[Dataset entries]
/---

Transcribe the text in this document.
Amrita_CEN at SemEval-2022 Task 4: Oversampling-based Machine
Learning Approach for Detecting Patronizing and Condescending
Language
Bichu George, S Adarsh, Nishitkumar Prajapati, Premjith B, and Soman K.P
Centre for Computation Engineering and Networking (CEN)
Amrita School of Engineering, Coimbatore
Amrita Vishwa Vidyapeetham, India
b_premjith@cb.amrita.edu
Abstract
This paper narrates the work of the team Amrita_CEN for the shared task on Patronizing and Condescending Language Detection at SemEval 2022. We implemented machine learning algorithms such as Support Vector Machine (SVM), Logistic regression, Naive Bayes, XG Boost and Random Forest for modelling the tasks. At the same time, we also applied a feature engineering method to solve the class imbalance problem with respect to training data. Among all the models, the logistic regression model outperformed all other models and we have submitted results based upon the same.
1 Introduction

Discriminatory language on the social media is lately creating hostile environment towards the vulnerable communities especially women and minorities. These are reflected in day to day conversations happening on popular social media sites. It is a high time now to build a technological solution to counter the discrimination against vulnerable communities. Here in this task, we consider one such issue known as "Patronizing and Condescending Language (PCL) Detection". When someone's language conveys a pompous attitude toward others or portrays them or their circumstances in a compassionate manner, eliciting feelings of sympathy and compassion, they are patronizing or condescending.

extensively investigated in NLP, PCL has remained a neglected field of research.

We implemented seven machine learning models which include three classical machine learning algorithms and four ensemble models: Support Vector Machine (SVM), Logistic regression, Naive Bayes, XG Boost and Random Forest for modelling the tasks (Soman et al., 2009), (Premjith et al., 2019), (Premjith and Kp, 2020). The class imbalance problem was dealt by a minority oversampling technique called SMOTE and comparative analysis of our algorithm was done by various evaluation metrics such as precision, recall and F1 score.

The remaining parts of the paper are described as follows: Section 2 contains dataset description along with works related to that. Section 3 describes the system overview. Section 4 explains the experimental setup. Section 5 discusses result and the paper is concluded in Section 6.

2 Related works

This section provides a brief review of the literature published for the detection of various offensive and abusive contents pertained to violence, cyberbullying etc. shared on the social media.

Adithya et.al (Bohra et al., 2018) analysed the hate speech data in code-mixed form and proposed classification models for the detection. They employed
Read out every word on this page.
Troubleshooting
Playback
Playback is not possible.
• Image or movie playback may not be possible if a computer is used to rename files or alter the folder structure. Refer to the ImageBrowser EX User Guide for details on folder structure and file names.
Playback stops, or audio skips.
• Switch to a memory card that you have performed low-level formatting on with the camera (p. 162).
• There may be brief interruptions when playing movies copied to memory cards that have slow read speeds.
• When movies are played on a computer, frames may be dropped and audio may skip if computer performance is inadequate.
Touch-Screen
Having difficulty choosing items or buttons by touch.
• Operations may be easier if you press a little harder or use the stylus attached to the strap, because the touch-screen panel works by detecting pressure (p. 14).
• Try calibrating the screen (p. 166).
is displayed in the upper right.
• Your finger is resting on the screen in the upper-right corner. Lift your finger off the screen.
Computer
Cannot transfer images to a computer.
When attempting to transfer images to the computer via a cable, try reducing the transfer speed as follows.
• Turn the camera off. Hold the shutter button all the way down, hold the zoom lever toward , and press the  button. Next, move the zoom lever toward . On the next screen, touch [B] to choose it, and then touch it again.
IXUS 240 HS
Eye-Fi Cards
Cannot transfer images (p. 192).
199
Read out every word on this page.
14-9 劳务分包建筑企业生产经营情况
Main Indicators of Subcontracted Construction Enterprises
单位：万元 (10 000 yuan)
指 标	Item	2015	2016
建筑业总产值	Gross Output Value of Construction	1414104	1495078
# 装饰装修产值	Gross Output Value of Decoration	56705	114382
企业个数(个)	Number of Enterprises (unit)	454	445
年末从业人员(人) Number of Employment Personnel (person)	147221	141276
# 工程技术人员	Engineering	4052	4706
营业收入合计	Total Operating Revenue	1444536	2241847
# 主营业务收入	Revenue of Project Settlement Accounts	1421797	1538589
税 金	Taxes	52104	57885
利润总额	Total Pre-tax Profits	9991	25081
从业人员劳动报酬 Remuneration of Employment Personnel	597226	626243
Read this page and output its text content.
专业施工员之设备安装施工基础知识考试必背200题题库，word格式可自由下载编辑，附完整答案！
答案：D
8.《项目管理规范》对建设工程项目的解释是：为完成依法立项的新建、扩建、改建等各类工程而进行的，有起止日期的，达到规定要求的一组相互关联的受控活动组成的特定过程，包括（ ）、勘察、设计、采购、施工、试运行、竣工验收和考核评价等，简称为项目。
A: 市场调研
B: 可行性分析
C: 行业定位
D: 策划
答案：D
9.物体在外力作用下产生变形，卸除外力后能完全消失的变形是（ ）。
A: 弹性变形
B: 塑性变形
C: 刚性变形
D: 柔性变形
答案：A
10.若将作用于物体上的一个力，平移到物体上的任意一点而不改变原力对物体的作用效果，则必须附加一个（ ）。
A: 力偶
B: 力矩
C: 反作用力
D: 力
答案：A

\---

» SHORT TASK
Wherever the word "memory" occurs in a line of the listing, copy that line.

» TASK SOLUTION
• Switch to a memory card that you have performed low-level formatting on with the camera (p. 162).
• There may be brief interruptions when playing movies copied to memory cards that have slow read speeds.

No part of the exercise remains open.